▶ _EXERCISE INPUTS_:
******
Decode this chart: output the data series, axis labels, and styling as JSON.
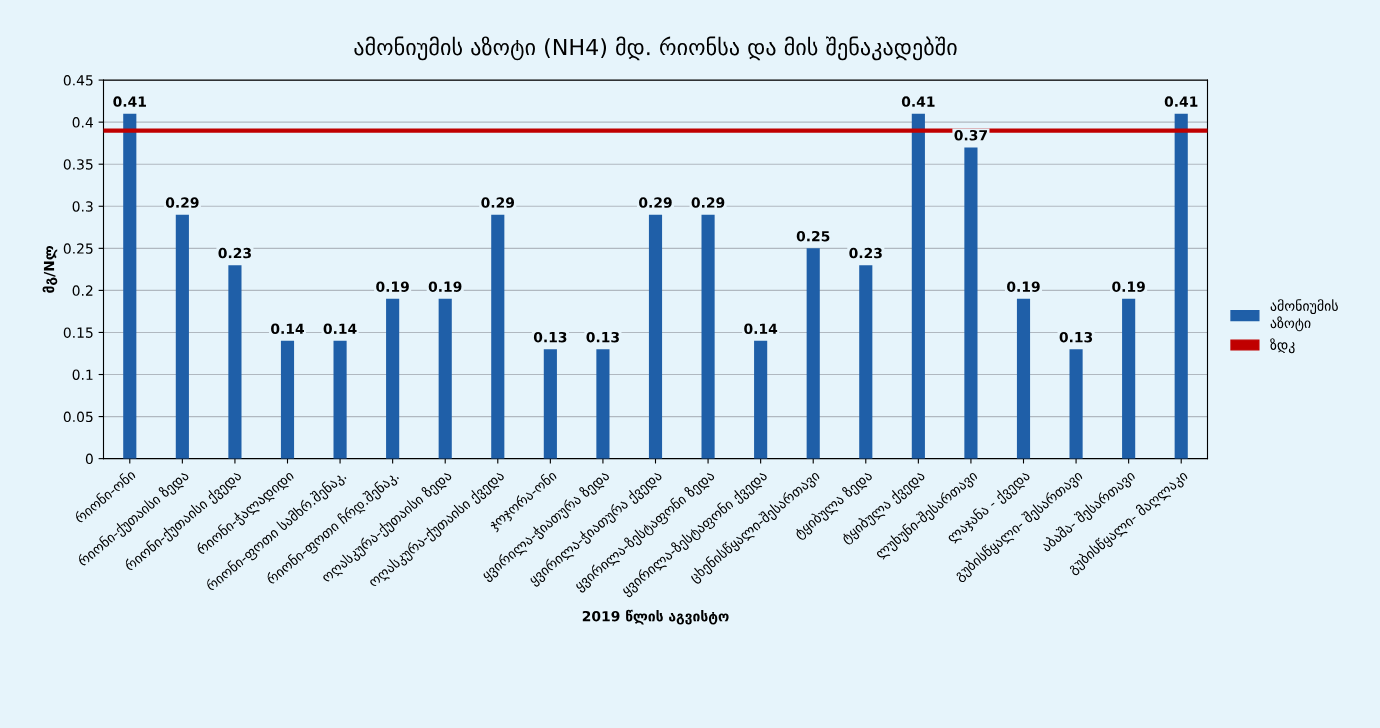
{
  "chart_data": {
    "type": "bar",
    "title": "ამონიუმის აზოტი (NH4) მდ. რიონსა და მის შენაკადებში",
    "xlabel": "2019 წლის აგვისტო",
    "ylabel": "მგ/Nლ",
    "categories": [
      "რიონი-ონი",
      "რიონი-ქუთაისი ზედა",
      "რიონი-ქუთაისი ქვედა",
      "რიონი-ჭალადიდი",
      "რიონი-ფოთი სამხრ.შენაკ.",
      "რიონი-ფოთი ჩრდ.შენაკ.",
      "ოღასკურა-ქუთაისი ზედა",
      "ოღასკურა-ქუთაისი ქვედა",
      "ჯოჯორა-ონი",
      "ყვირილა-ჭიათურა ზედა",
      "ყვირილა-ჭიათურა ქვედა",
      "ყვირილა-ზესტაფონი ზედა",
      "ყვირილა-ზესტაფონი ქვედა",
      "ცხენისწყალი-შესართავი",
      "ტყიბულა ზედა",
      "ტყიბულა ქვედა",
      "ლუხუნი-შესართავი",
      "ლაჯანა - ქვედა",
      "გუბისწყალი- შესართავი",
      "აბაშა- შესართავი",
      "გუბისწყალი- მაღლაკი"
    ],
    "series": [
      {
        "name": "ამონიუმის აზოტი",
        "color": "#1f5fa8",
        "values": [
          0.41,
          0.29,
          0.23,
          0.14,
          0.14,
          0.19,
          0.19,
          0.29,
          0.13,
          0.13,
          0.29,
          0.29,
          0.14,
          0.25,
          0.23,
          0.41,
          0.37,
          0.19,
          0.13,
          0.19,
          0.41
        ]
      }
    ],
    "ref_lines": [
      {
        "axis": "y",
        "value": 0.39,
        "label": "ზდკ",
        "color": "#c00000"
      }
    ],
    "ylim": [
      0,
      0.45
    ],
    "yticks": [
      0,
      0.05,
      0.1,
      0.15,
      0.2,
      0.25,
      0.3,
      0.35,
      0.4,
      0.45
    ],
    "data_labels": true,
    "grid": "y",
    "legend": "right"
  }
}
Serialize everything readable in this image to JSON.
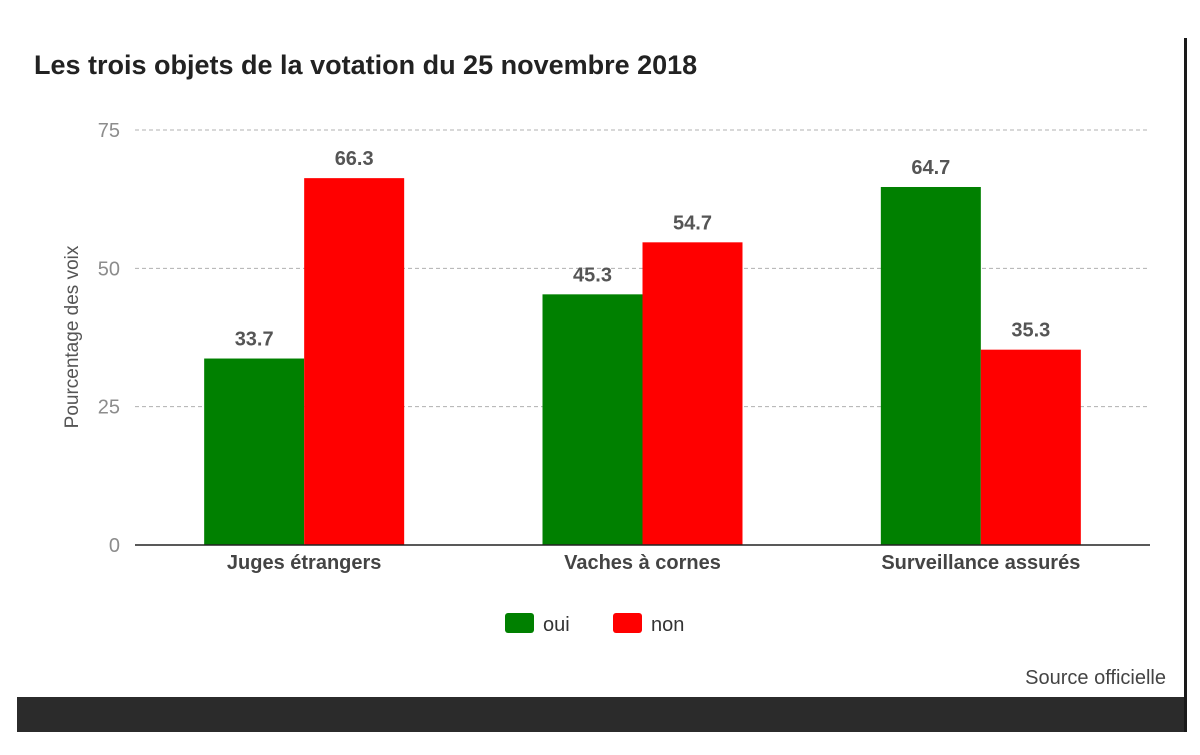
{
  "chart_data": {
    "type": "bar",
    "title": "Les trois objets de la votation du 25 novembre 2018",
    "xlabel": "",
    "ylabel": "Pourcentage des voix",
    "categories": [
      "Juges étrangers",
      "Vaches à cornes",
      "Surveillance assurés"
    ],
    "series": [
      {
        "name": "oui",
        "color": "#008000",
        "values": [
          33.7,
          45.3,
          64.7
        ]
      },
      {
        "name": "non",
        "color": "#ff0000",
        "values": [
          66.3,
          54.7,
          35.3
        ]
      }
    ],
    "ylim": [
      0,
      75
    ],
    "yticks": [
      "0",
      "25",
      "50",
      "75"
    ],
    "grid": true,
    "legend_position": "bottom"
  },
  "footer": {
    "source": "Source officielle"
  }
}
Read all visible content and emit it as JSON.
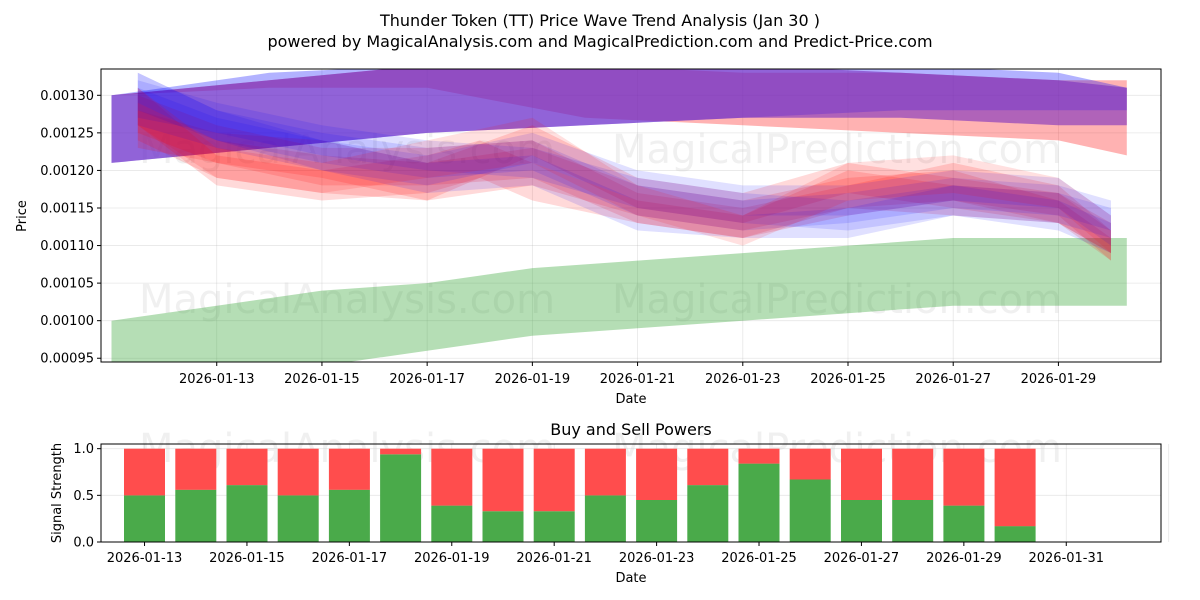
{
  "header": {
    "title": "Thunder Token (TT) Price Wave Trend Analysis (Jan 30 )",
    "subtitle": "powered by MagicalAnalysis.com and MagicalPrediction.com and Predict-Price.com"
  },
  "watermarks": [
    "MagicalAnalysis.com",
    "MagicalPrediction.com"
  ],
  "colors": {
    "red": "#ff0000",
    "blue": "#0000ff",
    "purple": "#7b2fbe",
    "green": "#2ca02c",
    "buy": "#4aaa4a",
    "sell": "#ff4d4d"
  },
  "chart_data": [
    {
      "type": "area",
      "title": "",
      "xlabel": "Date",
      "ylabel": "Price",
      "x_start": "2026-01-11",
      "xlim_days": [
        -0.2,
        19.95
      ],
      "ylim": [
        0.000945,
        0.001335
      ],
      "yticks": [
        0.00095,
        0.001,
        0.00105,
        0.0011,
        0.00115,
        0.0012,
        0.00125,
        0.0013
      ],
      "ytick_labels": [
        "0.00095",
        "0.00100",
        "0.00105",
        "0.00110",
        "0.00115",
        "0.00120",
        "0.00125",
        "0.00130"
      ],
      "xticks_days": [
        2,
        4,
        6,
        8,
        10,
        12,
        14,
        16,
        18
      ],
      "xtick_labels": [
        "2026-01-13",
        "2026-01-15",
        "2026-01-17",
        "2026-01-19",
        "2026-01-21",
        "2026-01-23",
        "2026-01-25",
        "2026-01-27",
        "2026-01-29"
      ],
      "bands": [
        {
          "name": "red-outer",
          "color": "#ff0000",
          "opacity": 0.3,
          "x": [
            0,
            3,
            6,
            9,
            12,
            15,
            18,
            19.3
          ],
          "lower": [
            0.0013,
            0.00131,
            0.00131,
            0.00127,
            0.00126,
            0.00125,
            0.00124,
            0.00122
          ],
          "upper": [
            0.0013,
            0.00132,
            0.00134,
            0.00134,
            0.00133,
            0.00133,
            0.00132,
            0.00132
          ]
        },
        {
          "name": "blue-outer",
          "color": "#0000ff",
          "opacity": 0.3,
          "x": [
            0,
            3,
            6,
            9,
            12,
            15,
            18,
            19.3
          ],
          "lower": [
            0.00121,
            0.00123,
            0.00125,
            0.00126,
            0.00127,
            0.00128,
            0.00128,
            0.00128
          ],
          "upper": [
            0.0013,
            0.00133,
            0.00134,
            0.00134,
            0.00134,
            0.00134,
            0.00133,
            0.00131
          ]
        },
        {
          "name": "purple-outer",
          "color": "#7b2fbe",
          "opacity": 0.6,
          "x": [
            0,
            3,
            6,
            9,
            12,
            15,
            18,
            19.3
          ],
          "lower": [
            0.00121,
            0.00123,
            0.00125,
            0.00126,
            0.00127,
            0.00127,
            0.00126,
            0.00126
          ],
          "upper": [
            0.0013,
            0.00132,
            0.00134,
            0.00134,
            0.00134,
            0.00133,
            0.00132,
            0.00131
          ]
        },
        {
          "name": "green-outer",
          "color": "#2ca02c",
          "opacity": 0.35,
          "x": [
            0,
            2,
            4,
            6,
            7,
            8,
            10,
            12,
            14,
            16,
            18,
            19.3
          ],
          "lower": [
            0.00094,
            0.00093,
            0.00094,
            0.00096,
            0.00097,
            0.00098,
            0.00099,
            0.001,
            0.00101,
            0.00102,
            0.00102,
            0.00102
          ],
          "upper": [
            0.001,
            0.00102,
            0.00104,
            0.00105,
            0.00106,
            0.00107,
            0.00108,
            0.00109,
            0.0011,
            0.00111,
            0.00111,
            0.00111
          ]
        }
      ],
      "waves": [
        {
          "color": "#ff0000",
          "opacity": 0.15,
          "x": [
            0.5,
            2,
            4,
            6,
            7,
            8,
            10,
            12,
            14,
            16,
            18,
            19
          ],
          "upper": [
            0.00131,
            0.00122,
            0.0012,
            0.00122,
            0.00124,
            0.00121,
            0.00116,
            0.00114,
            0.0012,
            0.00118,
            0.00117,
            0.00112
          ],
          "lower": [
            0.00126,
            0.00118,
            0.00116,
            0.00117,
            0.00119,
            0.00116,
            0.00113,
            0.00111,
            0.00115,
            0.00114,
            0.00113,
            0.00109
          ]
        },
        {
          "color": "#ff0000",
          "opacity": 0.15,
          "x": [
            0.5,
            2,
            4,
            6,
            8,
            10,
            12,
            14,
            16,
            18,
            19
          ],
          "upper": [
            0.00129,
            0.00124,
            0.00122,
            0.00121,
            0.00123,
            0.00118,
            0.00116,
            0.00119,
            0.0012,
            0.00116,
            0.00111
          ],
          "lower": [
            0.00124,
            0.00119,
            0.00117,
            0.00116,
            0.00118,
            0.00114,
            0.00112,
            0.00115,
            0.00116,
            0.00113,
            0.00108
          ]
        },
        {
          "color": "#ff0000",
          "opacity": 0.15,
          "x": [
            0.5,
            2,
            4,
            6,
            8,
            10,
            12,
            14,
            16,
            18,
            19
          ],
          "upper": [
            0.00128,
            0.00125,
            0.00124,
            0.00121,
            0.00126,
            0.00119,
            0.00117,
            0.00121,
            0.00119,
            0.00117,
            0.00113
          ],
          "lower": [
            0.00123,
            0.00121,
            0.00119,
            0.00116,
            0.00122,
            0.00115,
            0.00113,
            0.00117,
            0.00115,
            0.00113,
            0.00109
          ]
        },
        {
          "color": "#ff0000",
          "opacity": 0.15,
          "x": [
            0.5,
            2,
            4,
            6,
            8,
            10,
            12,
            14,
            16,
            18,
            19
          ],
          "upper": [
            0.0013,
            0.00126,
            0.00123,
            0.00123,
            0.00124,
            0.00117,
            0.00115,
            0.00118,
            0.00121,
            0.00118,
            0.00112
          ],
          "lower": [
            0.00125,
            0.00121,
            0.00118,
            0.00118,
            0.00119,
            0.00113,
            0.00111,
            0.00114,
            0.00116,
            0.00114,
            0.00108
          ]
        },
        {
          "color": "#0000ff",
          "opacity": 0.12,
          "x": [
            0.5,
            2,
            4,
            6,
            8,
            10,
            12,
            14,
            16,
            18,
            19
          ],
          "upper": [
            0.00133,
            0.00128,
            0.00125,
            0.00123,
            0.00124,
            0.00118,
            0.00116,
            0.00117,
            0.00119,
            0.00118,
            0.00116
          ],
          "lower": [
            0.00128,
            0.00124,
            0.00121,
            0.00119,
            0.0012,
            0.00114,
            0.00112,
            0.00113,
            0.00115,
            0.00114,
            0.00112
          ]
        },
        {
          "color": "#0000ff",
          "opacity": 0.12,
          "x": [
            0.5,
            2,
            4,
            6,
            8,
            10,
            12,
            14,
            16,
            18,
            19
          ],
          "upper": [
            0.00132,
            0.00129,
            0.00126,
            0.00124,
            0.00123,
            0.00119,
            0.00117,
            0.00116,
            0.00118,
            0.00117,
            0.00115
          ],
          "lower": [
            0.00127,
            0.00125,
            0.00122,
            0.0012,
            0.00119,
            0.00115,
            0.00113,
            0.00112,
            0.00114,
            0.00113,
            0.00111
          ]
        },
        {
          "color": "#0000ff",
          "opacity": 0.12,
          "x": [
            0.5,
            2,
            4,
            6,
            8,
            10,
            12,
            14,
            16,
            18,
            19
          ],
          "upper": [
            0.00131,
            0.00127,
            0.00124,
            0.00122,
            0.00125,
            0.0012,
            0.00118,
            0.00118,
            0.0012,
            0.00119,
            0.00114
          ],
          "lower": [
            0.00126,
            0.00123,
            0.0012,
            0.00118,
            0.00121,
            0.00116,
            0.00114,
            0.00114,
            0.00116,
            0.00115,
            0.0011
          ]
        },
        {
          "color": "#0000ff",
          "opacity": 0.12,
          "x": [
            0.5,
            2,
            4,
            6,
            8,
            10,
            12,
            14,
            16,
            18,
            19
          ],
          "upper": [
            0.00133,
            0.00128,
            0.00124,
            0.00121,
            0.00122,
            0.00116,
            0.00114,
            0.00115,
            0.00118,
            0.00116,
            0.00113
          ],
          "lower": [
            0.00129,
            0.00124,
            0.0012,
            0.00117,
            0.00118,
            0.00112,
            0.00111,
            0.00111,
            0.00114,
            0.00112,
            0.00109
          ]
        },
        {
          "color": "#ff0000",
          "opacity": 0.12,
          "x": [
            0.5,
            2,
            4,
            6,
            8,
            10,
            12,
            14,
            16,
            18,
            19
          ],
          "upper": [
            0.00131,
            0.00123,
            0.00121,
            0.00124,
            0.00127,
            0.00118,
            0.00114,
            0.00121,
            0.00122,
            0.00119,
            0.00114
          ],
          "lower": [
            0.00126,
            0.00119,
            0.00117,
            0.00119,
            0.00121,
            0.00114,
            0.0011,
            0.00116,
            0.00117,
            0.00115,
            0.00109
          ]
        }
      ]
    },
    {
      "type": "bar",
      "title": "Buy and Sell Powers",
      "xlabel": "Date",
      "ylabel": "Signal Strength",
      "ylim": [
        0,
        1.05
      ],
      "yticks": [
        0.0,
        0.5,
        1.0
      ],
      "ytick_labels": [
        "0.0",
        "0.5",
        "1.0"
      ],
      "xlim_days": [
        -0.85,
        19.85
      ],
      "xticks_days": [
        0,
        2,
        4,
        6,
        8,
        10,
        12,
        14,
        16,
        18,
        20
      ],
      "xtick_labels": [
        "2026-01-13",
        "2026-01-15",
        "2026-01-17",
        "2026-01-19",
        "2026-01-21",
        "2026-01-23",
        "2026-01-25",
        "2026-01-27",
        "2026-01-29",
        "2026-01-31"
      ],
      "xtick_labels_days": [
        0,
        2,
        4,
        6,
        8,
        10,
        12,
        14,
        16,
        18
      ],
      "categories": [
        "2026-01-13",
        "2026-01-14",
        "2026-01-15",
        "2026-01-16",
        "2026-01-17",
        "2026-01-18",
        "2026-01-19",
        "2026-01-20",
        "2026-01-21",
        "2026-01-22",
        "2026-01-23",
        "2026-01-24",
        "2026-01-25",
        "2026-01-26",
        "2026-01-27",
        "2026-01-28",
        "2026-01-29",
        "2026-01-30"
      ],
      "series": [
        {
          "name": "Buy",
          "color": "#4aaa4a",
          "values": [
            0.5,
            0.56,
            0.61,
            0.5,
            0.56,
            0.94,
            0.39,
            0.33,
            0.33,
            0.5,
            0.45,
            0.61,
            0.84,
            0.67,
            0.45,
            0.45,
            0.39,
            0.17
          ]
        },
        {
          "name": "Sell",
          "color": "#ff4d4d",
          "values": [
            0.5,
            0.44,
            0.39,
            0.5,
            0.44,
            0.06,
            0.61,
            0.67,
            0.67,
            0.5,
            0.55,
            0.39,
            0.16,
            0.33,
            0.55,
            0.55,
            0.61,
            0.83
          ]
        }
      ]
    }
  ]
}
******
▶ _TASK PROMPT_:
List each line of the records that holds the string "შესართავი".

▶ _FINAL RESULT_:
      "ცხენისწყალი-შესართავი",
      "ლუხუნი-შესართავი",
      "გუბისწყალი- შესართავი",
      "აბაშა- შესართავი",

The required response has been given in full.